DIRECTIONS.
Show every line of the records below that contains the word "JSON".

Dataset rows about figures
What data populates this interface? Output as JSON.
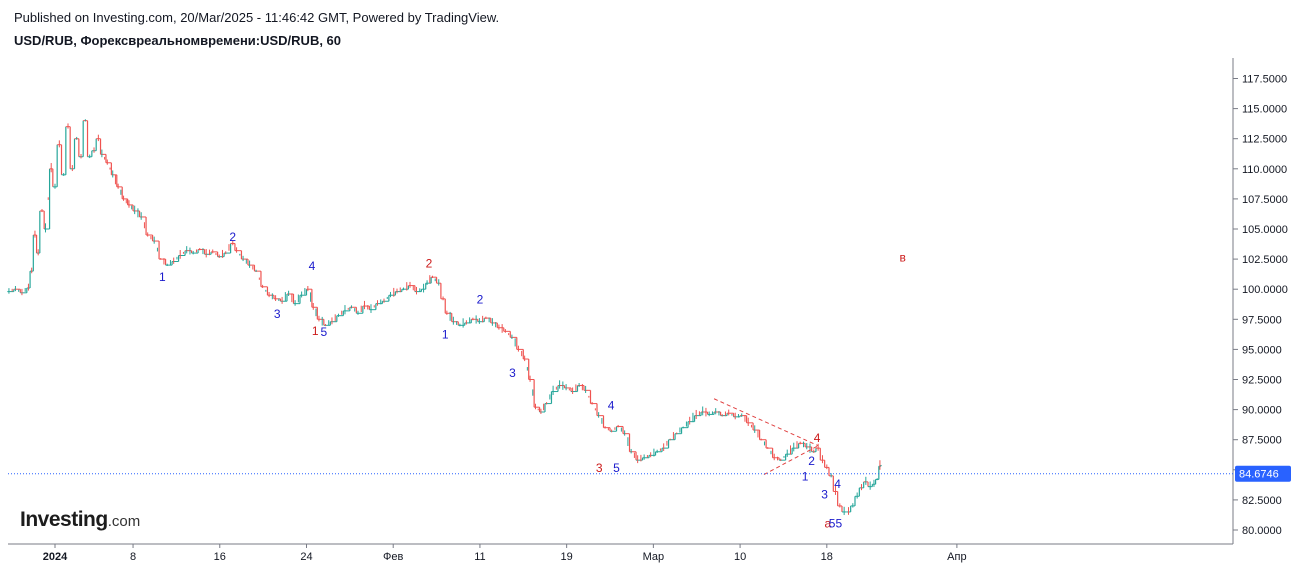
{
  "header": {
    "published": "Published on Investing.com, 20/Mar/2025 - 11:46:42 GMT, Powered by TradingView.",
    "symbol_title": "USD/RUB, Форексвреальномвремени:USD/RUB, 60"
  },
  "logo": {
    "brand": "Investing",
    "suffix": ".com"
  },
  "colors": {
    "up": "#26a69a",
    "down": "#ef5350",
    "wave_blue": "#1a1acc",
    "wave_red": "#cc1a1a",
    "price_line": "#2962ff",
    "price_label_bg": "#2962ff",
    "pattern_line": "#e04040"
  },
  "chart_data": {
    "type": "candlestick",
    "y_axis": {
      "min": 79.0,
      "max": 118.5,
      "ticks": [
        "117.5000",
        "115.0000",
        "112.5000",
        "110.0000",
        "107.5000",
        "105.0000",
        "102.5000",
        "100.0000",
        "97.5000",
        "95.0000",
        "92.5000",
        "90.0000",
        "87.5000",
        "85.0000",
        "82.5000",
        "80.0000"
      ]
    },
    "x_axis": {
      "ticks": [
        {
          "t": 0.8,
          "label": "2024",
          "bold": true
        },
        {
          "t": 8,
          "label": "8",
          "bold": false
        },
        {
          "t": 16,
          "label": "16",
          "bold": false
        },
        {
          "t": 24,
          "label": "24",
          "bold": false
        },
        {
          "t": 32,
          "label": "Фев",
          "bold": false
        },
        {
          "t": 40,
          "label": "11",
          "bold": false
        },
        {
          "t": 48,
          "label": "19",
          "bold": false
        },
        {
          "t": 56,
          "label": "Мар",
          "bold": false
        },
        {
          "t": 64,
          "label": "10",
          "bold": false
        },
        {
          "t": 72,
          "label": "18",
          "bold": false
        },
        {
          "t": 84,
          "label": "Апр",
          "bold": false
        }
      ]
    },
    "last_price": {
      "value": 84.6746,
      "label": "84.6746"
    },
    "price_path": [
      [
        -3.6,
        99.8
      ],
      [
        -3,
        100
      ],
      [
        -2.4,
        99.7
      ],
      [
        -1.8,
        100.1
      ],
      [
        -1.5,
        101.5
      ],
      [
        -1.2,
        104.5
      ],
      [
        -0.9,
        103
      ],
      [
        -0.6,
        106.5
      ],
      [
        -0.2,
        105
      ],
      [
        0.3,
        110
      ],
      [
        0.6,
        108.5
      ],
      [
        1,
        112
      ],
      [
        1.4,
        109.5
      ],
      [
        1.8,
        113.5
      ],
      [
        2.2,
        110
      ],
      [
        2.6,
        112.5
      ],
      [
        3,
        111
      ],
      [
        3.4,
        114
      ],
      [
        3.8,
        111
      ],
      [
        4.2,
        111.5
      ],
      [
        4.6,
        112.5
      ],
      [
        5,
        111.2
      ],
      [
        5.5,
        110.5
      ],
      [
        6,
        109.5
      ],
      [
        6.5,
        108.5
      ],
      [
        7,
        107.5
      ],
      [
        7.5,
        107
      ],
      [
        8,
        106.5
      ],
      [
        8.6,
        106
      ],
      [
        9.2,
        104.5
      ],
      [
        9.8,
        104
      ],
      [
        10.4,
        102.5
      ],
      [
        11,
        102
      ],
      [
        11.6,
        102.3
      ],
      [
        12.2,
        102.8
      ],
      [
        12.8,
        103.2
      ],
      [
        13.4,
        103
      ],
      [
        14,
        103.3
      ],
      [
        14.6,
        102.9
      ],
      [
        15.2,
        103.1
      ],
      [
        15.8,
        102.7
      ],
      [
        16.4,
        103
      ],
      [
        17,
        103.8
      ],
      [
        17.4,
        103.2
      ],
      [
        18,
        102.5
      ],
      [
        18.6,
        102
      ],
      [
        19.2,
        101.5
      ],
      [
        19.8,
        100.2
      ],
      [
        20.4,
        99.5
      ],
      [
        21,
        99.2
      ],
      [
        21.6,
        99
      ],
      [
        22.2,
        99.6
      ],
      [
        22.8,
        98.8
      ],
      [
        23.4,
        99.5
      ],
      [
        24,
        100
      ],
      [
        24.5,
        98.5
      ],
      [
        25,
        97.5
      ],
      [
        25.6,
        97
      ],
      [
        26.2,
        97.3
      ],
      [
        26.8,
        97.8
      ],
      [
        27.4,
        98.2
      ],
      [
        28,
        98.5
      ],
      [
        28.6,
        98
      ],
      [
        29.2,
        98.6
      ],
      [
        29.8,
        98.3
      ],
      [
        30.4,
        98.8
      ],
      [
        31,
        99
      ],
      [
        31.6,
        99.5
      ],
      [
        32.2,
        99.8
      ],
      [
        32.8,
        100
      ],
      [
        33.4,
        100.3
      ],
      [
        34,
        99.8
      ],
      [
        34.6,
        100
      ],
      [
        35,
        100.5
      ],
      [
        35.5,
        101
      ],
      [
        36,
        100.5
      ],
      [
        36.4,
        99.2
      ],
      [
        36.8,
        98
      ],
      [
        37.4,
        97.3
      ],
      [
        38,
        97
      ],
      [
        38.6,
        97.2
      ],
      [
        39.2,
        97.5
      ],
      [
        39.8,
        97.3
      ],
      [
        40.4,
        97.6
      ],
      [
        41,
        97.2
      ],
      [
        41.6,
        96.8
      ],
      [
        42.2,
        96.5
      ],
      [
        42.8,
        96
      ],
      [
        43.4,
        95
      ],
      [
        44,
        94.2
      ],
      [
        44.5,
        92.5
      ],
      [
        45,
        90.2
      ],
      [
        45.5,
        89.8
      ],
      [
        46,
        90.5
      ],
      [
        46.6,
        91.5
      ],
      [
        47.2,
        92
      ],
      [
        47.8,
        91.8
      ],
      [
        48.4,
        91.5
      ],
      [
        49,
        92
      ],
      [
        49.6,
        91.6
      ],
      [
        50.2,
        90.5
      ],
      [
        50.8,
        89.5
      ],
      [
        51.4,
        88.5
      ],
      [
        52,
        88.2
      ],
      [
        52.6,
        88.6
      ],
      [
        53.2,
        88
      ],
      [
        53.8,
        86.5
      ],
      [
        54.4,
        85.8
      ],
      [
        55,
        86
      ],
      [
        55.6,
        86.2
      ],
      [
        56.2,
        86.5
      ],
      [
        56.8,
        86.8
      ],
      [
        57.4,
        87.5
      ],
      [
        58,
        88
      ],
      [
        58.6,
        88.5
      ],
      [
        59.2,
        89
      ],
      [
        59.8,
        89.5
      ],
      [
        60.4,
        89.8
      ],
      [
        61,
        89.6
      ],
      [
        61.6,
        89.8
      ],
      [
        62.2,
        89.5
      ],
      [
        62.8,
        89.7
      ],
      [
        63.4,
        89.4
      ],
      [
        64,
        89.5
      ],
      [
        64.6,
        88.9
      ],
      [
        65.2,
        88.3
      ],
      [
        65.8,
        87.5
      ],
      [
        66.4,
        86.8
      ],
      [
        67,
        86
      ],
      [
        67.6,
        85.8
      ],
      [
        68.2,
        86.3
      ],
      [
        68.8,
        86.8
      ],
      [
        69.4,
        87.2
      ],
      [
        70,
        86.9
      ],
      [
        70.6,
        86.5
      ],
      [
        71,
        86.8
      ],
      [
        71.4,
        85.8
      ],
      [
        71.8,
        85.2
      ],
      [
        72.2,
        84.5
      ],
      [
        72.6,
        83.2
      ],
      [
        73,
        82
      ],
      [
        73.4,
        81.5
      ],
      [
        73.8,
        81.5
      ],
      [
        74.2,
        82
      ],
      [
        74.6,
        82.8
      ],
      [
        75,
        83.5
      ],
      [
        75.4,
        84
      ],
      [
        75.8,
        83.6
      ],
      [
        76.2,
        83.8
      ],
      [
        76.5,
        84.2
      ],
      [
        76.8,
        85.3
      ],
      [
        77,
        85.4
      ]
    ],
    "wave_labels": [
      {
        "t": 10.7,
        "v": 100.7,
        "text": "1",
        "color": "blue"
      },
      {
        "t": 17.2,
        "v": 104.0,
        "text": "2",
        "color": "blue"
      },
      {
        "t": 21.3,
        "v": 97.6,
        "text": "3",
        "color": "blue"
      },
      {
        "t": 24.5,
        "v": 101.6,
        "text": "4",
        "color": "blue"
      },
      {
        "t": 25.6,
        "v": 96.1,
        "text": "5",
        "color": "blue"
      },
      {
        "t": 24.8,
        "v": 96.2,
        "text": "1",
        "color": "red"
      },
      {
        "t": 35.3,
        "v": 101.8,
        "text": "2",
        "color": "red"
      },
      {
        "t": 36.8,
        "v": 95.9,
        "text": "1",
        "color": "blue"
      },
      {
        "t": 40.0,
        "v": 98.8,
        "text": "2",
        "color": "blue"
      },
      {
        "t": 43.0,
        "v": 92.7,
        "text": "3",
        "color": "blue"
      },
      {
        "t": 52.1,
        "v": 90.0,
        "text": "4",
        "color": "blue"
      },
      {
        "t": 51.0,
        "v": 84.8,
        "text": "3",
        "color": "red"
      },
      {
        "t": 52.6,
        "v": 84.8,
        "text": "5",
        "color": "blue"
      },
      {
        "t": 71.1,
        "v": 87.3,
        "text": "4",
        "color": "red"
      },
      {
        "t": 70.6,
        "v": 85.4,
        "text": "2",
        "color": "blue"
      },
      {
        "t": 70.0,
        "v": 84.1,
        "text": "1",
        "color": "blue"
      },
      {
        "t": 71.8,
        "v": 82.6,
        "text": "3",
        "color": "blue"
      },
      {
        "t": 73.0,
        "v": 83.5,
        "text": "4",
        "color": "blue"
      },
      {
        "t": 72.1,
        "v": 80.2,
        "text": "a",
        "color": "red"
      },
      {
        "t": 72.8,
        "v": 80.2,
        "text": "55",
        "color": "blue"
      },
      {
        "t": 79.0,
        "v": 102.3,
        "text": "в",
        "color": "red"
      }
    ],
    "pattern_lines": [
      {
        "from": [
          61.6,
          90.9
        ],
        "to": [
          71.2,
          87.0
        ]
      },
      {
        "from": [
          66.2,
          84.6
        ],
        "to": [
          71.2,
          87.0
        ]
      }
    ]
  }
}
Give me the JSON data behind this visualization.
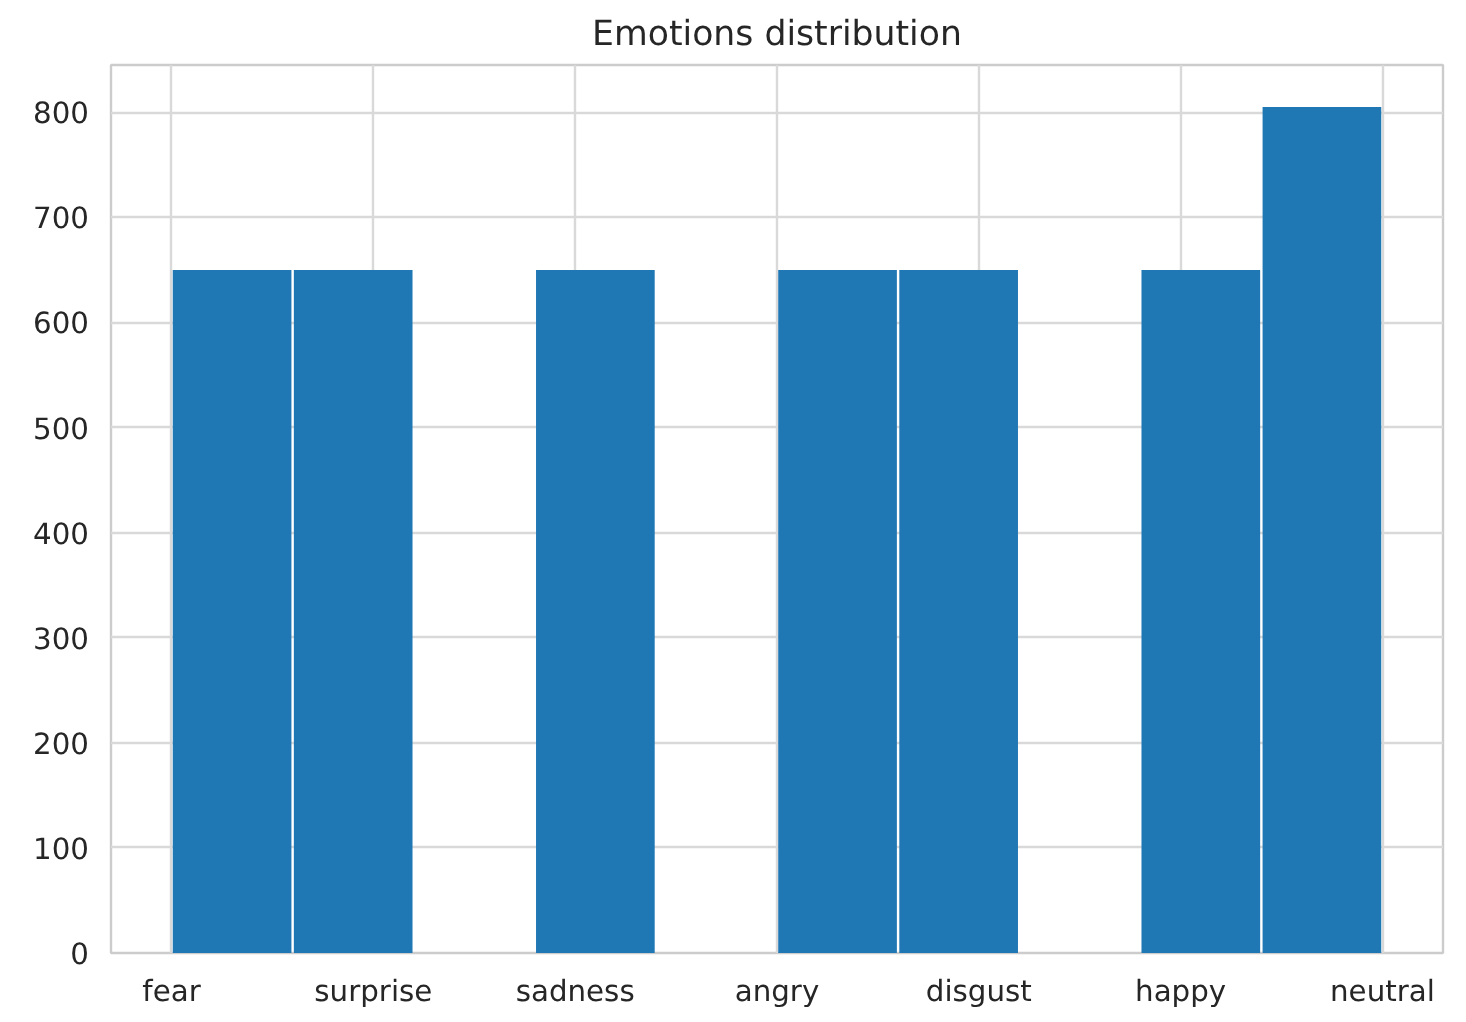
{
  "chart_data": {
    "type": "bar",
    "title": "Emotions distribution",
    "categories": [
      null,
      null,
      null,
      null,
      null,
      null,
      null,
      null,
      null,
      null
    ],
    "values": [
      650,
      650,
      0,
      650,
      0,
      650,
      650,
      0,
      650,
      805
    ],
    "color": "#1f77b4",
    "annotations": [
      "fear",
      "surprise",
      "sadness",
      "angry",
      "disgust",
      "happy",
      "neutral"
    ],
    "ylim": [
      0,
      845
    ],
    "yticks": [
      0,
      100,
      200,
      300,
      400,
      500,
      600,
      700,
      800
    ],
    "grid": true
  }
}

REPLY TO THE TASK.
What data populates this interface? Output as JSON.
Give me the JSON data behind this visualization.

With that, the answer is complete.